**PROBLEM TO WORK ON**
Check each line for the word "tekovaiheet" and report how many have it. Give nothing else.

**INPUT ROWS**
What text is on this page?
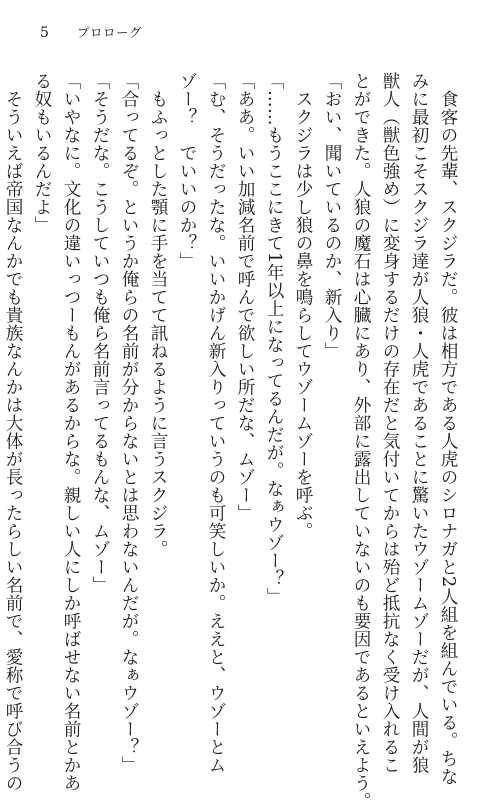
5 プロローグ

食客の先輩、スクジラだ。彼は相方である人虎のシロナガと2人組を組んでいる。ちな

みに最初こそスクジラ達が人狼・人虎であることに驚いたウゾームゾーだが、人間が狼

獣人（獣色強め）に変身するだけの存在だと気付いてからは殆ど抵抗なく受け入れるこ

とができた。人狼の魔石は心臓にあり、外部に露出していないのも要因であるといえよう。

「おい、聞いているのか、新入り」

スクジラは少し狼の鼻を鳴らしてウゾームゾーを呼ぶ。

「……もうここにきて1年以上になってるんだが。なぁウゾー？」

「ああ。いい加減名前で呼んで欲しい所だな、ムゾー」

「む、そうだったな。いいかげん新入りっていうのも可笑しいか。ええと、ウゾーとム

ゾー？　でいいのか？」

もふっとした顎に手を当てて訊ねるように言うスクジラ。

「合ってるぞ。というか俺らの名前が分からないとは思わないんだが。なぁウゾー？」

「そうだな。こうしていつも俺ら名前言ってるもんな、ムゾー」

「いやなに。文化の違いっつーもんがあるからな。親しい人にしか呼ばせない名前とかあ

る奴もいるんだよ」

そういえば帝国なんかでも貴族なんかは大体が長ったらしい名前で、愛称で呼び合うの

--

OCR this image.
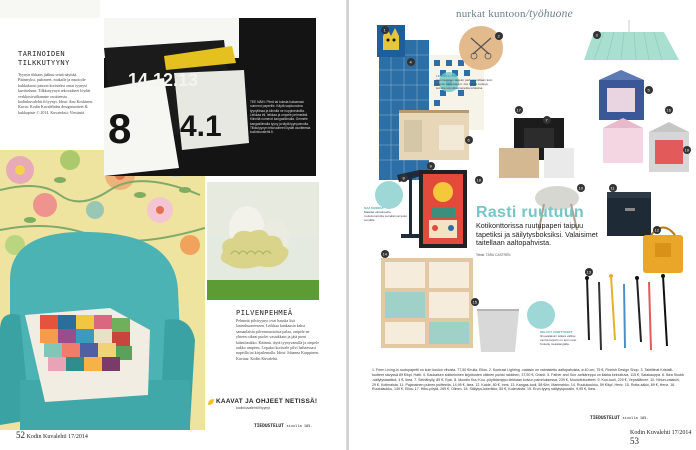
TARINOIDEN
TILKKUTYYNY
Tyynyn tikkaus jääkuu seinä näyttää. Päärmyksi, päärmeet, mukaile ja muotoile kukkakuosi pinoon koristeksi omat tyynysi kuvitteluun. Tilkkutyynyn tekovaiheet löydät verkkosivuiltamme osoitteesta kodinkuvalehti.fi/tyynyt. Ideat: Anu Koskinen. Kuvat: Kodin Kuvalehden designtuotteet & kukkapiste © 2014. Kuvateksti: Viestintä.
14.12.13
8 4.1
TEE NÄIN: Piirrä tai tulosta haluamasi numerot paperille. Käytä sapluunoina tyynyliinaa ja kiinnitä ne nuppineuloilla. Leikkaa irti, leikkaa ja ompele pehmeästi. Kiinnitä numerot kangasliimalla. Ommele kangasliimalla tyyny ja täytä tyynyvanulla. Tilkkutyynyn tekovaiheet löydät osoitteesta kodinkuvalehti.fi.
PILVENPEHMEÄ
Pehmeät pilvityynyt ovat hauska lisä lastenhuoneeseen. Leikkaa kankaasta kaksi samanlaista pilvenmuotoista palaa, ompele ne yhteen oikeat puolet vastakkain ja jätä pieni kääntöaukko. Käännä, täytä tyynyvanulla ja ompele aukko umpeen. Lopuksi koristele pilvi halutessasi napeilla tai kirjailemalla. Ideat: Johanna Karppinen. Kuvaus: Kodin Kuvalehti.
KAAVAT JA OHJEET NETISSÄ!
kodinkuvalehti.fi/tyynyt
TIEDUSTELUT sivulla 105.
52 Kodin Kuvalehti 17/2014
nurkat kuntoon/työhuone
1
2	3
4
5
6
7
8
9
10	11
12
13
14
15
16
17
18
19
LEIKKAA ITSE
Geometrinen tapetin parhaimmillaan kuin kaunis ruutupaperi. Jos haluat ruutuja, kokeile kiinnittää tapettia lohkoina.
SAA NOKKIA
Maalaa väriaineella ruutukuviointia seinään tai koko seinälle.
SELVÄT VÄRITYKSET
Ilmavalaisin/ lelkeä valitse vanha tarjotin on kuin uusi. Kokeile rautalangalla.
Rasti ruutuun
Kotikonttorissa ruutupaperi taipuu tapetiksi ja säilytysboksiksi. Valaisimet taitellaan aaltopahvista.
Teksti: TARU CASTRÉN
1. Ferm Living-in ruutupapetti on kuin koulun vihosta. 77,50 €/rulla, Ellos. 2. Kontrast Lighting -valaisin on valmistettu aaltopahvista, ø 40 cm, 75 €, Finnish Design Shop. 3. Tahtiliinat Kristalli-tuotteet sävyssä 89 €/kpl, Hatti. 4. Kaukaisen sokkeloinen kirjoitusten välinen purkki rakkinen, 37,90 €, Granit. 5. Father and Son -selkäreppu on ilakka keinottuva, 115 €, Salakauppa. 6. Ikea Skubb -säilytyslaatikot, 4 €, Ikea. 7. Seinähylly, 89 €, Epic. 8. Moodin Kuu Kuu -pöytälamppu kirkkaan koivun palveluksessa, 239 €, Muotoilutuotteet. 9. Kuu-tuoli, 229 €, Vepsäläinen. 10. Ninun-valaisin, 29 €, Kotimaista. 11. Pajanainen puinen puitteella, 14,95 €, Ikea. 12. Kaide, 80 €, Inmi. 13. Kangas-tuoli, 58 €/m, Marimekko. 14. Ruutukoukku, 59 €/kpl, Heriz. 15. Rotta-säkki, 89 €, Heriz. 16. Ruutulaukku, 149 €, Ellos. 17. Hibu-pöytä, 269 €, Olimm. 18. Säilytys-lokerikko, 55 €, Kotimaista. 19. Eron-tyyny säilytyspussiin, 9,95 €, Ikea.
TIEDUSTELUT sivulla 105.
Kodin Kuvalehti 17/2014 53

**COMPLETED EXERCISE**
2